**WORK TO COMPLETE:**
The records below must be retyped exactly.

[Data entries]

★ ★ ★

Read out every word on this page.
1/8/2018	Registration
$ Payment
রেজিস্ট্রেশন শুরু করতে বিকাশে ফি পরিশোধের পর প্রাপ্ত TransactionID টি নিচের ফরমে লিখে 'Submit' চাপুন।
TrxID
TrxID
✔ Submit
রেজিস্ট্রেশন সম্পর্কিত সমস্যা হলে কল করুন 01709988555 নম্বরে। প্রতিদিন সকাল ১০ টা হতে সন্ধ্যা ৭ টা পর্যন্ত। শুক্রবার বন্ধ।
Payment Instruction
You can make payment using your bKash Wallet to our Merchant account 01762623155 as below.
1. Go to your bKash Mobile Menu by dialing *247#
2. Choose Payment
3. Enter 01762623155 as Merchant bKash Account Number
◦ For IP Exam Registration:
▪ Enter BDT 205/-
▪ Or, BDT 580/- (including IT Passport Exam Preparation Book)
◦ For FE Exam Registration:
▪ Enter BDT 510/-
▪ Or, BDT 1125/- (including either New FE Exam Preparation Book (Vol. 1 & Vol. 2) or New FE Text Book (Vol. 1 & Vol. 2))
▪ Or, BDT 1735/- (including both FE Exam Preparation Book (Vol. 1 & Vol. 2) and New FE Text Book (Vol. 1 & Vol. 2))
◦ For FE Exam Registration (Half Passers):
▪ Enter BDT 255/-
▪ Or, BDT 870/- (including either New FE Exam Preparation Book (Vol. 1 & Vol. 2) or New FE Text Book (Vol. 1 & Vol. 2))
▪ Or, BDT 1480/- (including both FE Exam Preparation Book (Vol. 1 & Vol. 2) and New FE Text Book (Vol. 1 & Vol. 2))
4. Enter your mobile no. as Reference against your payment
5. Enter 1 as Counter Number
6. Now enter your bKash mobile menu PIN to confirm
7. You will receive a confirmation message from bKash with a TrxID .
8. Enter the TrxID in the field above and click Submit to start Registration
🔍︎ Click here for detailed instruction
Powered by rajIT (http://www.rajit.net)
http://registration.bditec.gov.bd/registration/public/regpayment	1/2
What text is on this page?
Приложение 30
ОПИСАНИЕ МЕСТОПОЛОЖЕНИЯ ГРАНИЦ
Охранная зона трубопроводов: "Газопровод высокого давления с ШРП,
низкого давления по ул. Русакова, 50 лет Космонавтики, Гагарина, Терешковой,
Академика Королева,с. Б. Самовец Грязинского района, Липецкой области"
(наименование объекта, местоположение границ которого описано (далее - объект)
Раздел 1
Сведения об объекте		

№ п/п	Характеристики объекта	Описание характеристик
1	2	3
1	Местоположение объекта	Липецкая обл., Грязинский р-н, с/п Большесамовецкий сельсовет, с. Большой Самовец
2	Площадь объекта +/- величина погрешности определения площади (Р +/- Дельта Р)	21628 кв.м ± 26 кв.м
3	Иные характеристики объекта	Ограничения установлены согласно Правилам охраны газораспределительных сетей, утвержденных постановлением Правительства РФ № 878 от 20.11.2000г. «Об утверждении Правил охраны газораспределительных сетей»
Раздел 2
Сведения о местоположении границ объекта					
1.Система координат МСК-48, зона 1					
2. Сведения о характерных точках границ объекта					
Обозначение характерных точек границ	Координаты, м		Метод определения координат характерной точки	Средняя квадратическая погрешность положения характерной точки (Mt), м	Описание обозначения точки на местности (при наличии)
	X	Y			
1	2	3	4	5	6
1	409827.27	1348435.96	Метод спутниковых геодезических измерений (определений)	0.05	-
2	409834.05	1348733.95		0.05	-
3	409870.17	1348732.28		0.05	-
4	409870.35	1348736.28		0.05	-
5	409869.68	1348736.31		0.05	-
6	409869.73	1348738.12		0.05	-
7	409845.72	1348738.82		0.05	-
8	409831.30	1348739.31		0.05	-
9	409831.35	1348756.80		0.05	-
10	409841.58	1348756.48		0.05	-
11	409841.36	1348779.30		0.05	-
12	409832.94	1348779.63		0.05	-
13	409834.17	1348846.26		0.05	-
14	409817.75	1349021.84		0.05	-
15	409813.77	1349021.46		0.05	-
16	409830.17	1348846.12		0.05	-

★ ★ ★

**SOLUTION TO THIS PROBLEM:**
Read out every word on this page.
1/8/2018	Registration
$ Payment
রেজিস্ট্রেশন শুরু করতে বিকাশে ফি পরিশোধের পর প্রাপ্ত TransactionID টি নিচের ফরমে লিখে 'Submit' চাপুন।
TrxID
TrxID
✔ Submit
রেজিস্ট্রেশন সম্পর্কিত সমস্যা হলে কল করুন 01709988555 নম্বরে। প্রতিদিন সকাল ১০ টা হতে সন্ধ্যা ৭ টা পর্যন্ত। শুক্রবার বন্ধ।
Payment Instruction
You can make payment using your bKash Wallet to our Merchant account 01762623155 as below.
1. Go to your bKash Mobile Menu by dialing *247#
2. Choose Payment
3. Enter 01762623155 as Merchant bKash Account Number
◦ For IP Exam Registration:
▪ Enter BDT 205/-
▪ Or, BDT 580/- (including IT Passport Exam Preparation Book)
◦ For FE Exam Registration:
▪ Enter BDT 510/-
▪ Or, BDT 1125/- (including either New FE Exam Preparation Book (Vol. 1 & Vol. 2) or New FE Text Book (Vol. 1 & Vol. 2))
▪ Or, BDT 1735/- (including both FE Exam Preparation Book (Vol. 1 & Vol. 2) and New FE Text Book (Vol. 1 & Vol. 2))
◦ For FE Exam Registration (Half Passers):
▪ Enter BDT 255/-
▪ Or, BDT 870/- (including either New FE Exam Preparation Book (Vol. 1 & Vol. 2) or New FE Text Book (Vol. 1 & Vol. 2))
▪ Or, BDT 1480/- (including both FE Exam Preparation Book (Vol. 1 & Vol. 2) and New FE Text Book (Vol. 1 & Vol. 2))
4. Enter your mobile no. as Reference against your payment
5. Enter 1 as Counter Number
6. Now enter your bKash mobile menu PIN to confirm
7. You will receive a confirmation message from bKash with a TrxID .
8. Enter the TrxID in the field above and click Submit to start Registration
🔍︎ Click here for detailed instruction
Powered by rajIT (http://www.rajit.net)
http://registration.bditec.gov.bd/registration/public/regpayment	1/2
What text is on this page?
Приложение 30
ОПИСАНИЕ МЕСТОПОЛОЖЕНИЯ ГРАНИЦ
Охранная зона трубопроводов: "Газопровод высокого давления с ШРП,
низкого давления по ул. Русакова, 50 лет Космонавтики, Гагарина, Терешковой,
Академика Королева,с. Б. Самовец Грязинского района, Липецкой области"
(наименование объекта, местоположение границ которого описано (далее - объект)
Раздел 1
Сведения об объекте		

№ п/п	Характеристики объекта	Описание характеристик
1	2	3
1	Местоположение объекта	Липецкая обл., Грязинский р-н, с/п Большесамовецкий сельсовет, с. Большой Самовец
2	Площадь объекта +/- величина погрешности определения площади (Р +/- Дельта Р)	21628 кв.м ± 26 кв.м
3	Иные характеристики объекта	Ограничения установлены согласно Правилам охраны газораспределительных сетей, утвержденных постановлением Правительства РФ № 878 от 20.11.2000г. «Об утверждении Правил охраны газораспределительных сетей»
Раздел 2
Сведения о местоположении границ объекта					
1.Система координат МСК-48, зона 1					
2. Сведения о характерных точках границ объекта					
Обозначение характерных точек границ	Координаты, м		Метод определения координат характерной точки	Средняя квадратическая погрешность положения характерной точки (Mt), м	Описание обозначения точки на местности (при наличии)
	X	Y			
1	2	3	4	5	6
1	409827.27	1348435.96	Метод спутниковых геодезических измерений (определений)	0.05	-
2	409834.05	1348733.95		0.05	-
3	409870.17	1348732.28		0.05	-
4	409870.35	1348736.28		0.05	-
5	409869.68	1348736.31		0.05	-
6	409869.73	1348738.12		0.05	-
7	409845.72	1348738.82		0.05	-
8	409831.30	1348739.31		0.05	-
9	409831.35	1348756.80		0.05	-
10	409841.58	1348756.48		0.05	-
11	409841.36	1348779.30		0.05	-
12	409832.94	1348779.63		0.05	-
13	409834.17	1348846.26		0.05	-
14	409817.75	1349021.84		0.05	-
15	409813.77	1349021.46		0.05	-
16	409830.17	1348846.12		0.05	-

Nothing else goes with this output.